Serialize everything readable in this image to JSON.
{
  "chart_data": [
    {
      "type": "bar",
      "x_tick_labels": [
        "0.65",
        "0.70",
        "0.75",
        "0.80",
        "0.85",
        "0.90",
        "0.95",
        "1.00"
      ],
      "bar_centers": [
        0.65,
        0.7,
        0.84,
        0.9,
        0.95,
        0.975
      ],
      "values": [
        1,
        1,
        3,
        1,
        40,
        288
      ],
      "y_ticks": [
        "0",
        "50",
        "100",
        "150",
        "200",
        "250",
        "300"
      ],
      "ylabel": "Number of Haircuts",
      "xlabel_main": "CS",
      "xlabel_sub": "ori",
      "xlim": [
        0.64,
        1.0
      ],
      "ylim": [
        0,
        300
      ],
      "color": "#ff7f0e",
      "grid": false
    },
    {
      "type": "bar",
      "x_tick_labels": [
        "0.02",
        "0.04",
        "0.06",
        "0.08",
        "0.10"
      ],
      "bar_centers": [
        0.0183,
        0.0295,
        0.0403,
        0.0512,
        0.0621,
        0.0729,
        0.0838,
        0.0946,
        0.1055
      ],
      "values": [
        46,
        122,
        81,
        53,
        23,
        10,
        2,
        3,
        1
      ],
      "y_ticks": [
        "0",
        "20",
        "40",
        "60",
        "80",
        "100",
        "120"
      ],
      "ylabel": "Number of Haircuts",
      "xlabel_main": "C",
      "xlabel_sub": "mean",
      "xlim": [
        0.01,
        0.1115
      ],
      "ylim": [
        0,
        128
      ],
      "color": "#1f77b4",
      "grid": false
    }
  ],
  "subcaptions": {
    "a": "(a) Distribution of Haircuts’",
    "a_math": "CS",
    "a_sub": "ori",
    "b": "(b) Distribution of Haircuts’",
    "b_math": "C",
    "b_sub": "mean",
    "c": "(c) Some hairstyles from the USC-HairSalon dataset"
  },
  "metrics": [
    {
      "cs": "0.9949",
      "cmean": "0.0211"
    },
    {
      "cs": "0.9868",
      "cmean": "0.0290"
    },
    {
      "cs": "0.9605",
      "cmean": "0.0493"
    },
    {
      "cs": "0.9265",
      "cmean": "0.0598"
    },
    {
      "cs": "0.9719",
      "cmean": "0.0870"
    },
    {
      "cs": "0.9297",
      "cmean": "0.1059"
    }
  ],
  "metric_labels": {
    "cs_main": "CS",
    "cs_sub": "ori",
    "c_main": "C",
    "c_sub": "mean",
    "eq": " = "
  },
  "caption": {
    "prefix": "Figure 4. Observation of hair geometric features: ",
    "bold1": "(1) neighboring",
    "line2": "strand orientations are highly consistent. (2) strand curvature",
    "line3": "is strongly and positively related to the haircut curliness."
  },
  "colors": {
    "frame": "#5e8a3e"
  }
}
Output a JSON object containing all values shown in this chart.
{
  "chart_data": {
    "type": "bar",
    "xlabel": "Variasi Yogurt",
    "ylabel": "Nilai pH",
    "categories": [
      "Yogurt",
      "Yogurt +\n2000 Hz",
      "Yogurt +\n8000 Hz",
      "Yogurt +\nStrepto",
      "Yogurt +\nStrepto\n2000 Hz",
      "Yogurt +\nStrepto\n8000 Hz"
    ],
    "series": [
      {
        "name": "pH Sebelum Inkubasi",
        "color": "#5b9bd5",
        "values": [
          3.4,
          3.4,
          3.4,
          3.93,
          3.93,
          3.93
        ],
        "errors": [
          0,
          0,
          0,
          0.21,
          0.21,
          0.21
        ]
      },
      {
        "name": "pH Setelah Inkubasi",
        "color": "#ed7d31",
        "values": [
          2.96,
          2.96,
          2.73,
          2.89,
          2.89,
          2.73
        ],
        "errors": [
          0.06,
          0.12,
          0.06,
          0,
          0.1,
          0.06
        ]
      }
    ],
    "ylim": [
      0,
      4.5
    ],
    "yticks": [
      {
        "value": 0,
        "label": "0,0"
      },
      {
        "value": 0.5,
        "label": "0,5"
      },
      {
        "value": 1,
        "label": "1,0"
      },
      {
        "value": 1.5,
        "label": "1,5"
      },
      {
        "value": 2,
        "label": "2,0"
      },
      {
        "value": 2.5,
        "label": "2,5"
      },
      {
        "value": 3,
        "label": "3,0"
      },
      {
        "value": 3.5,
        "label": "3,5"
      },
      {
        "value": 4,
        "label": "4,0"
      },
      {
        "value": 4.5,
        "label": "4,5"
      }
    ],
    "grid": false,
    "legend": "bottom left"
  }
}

───

▶ [Given exercise]
Give back exactly the lines running from the line containing "Output a JSON" through the end of the material above, both included, and nothing beyond them.

▶ [Correct response]
Output a JSON object containing all values shown in this chart.
{
  "chart_data": {
    "type": "bar",
    "xlabel": "Variasi Yogurt",
    "ylabel": "Nilai pH",
    "categories": [
      "Yogurt",
      "Yogurt +\n2000 Hz",
      "Yogurt +\n8000 Hz",
      "Yogurt +\nStrepto",
      "Yogurt +\nStrepto\n2000 Hz",
      "Yogurt +\nStrepto\n8000 Hz"
    ],
    "series": [
      {
        "name": "pH Sebelum Inkubasi",
        "color": "#5b9bd5",
        "values": [
          3.4,
          3.4,
          3.4,
          3.93,
          3.93,
          3.93
        ],
        "errors": [
          0,
          0,
          0,
          0.21,
          0.21,
          0.21
        ]
      },
      {
        "name": "pH Setelah Inkubasi",
        "color": "#ed7d31",
        "values": [
          2.96,
          2.96,
          2.73,
          2.89,
          2.89,
          2.73
        ],
        "errors": [
          0.06,
          0.12,
          0.06,
          0,
          0.1,
          0.06
        ]
      }
    ],
    "ylim": [
      0,
      4.5
    ],
    "yticks": [
      {
        "value": 0,
        "label": "0,0"
      },
      {
        "value": 0.5,
        "label": "0,5"
      },
      {
        "value": 1,
        "label": "1,0"
      },
      {
        "value": 1.5,
        "label": "1,5"
      },
      {
        "value": 2,
        "label": "2,0"
      },
      {
        "value": 2.5,
        "label": "2,5"
      },
      {
        "value": 3,
        "label": "3,0"
      },
      {
        "value": 3.5,
        "label": "3,5"
      },
      {
        "value": 4,
        "label": "4,0"
      },
      {
        "value": 4.5,
        "label": "4,5"
      }
    ],
    "grid": false,
    "legend": "bottom left"
  }
}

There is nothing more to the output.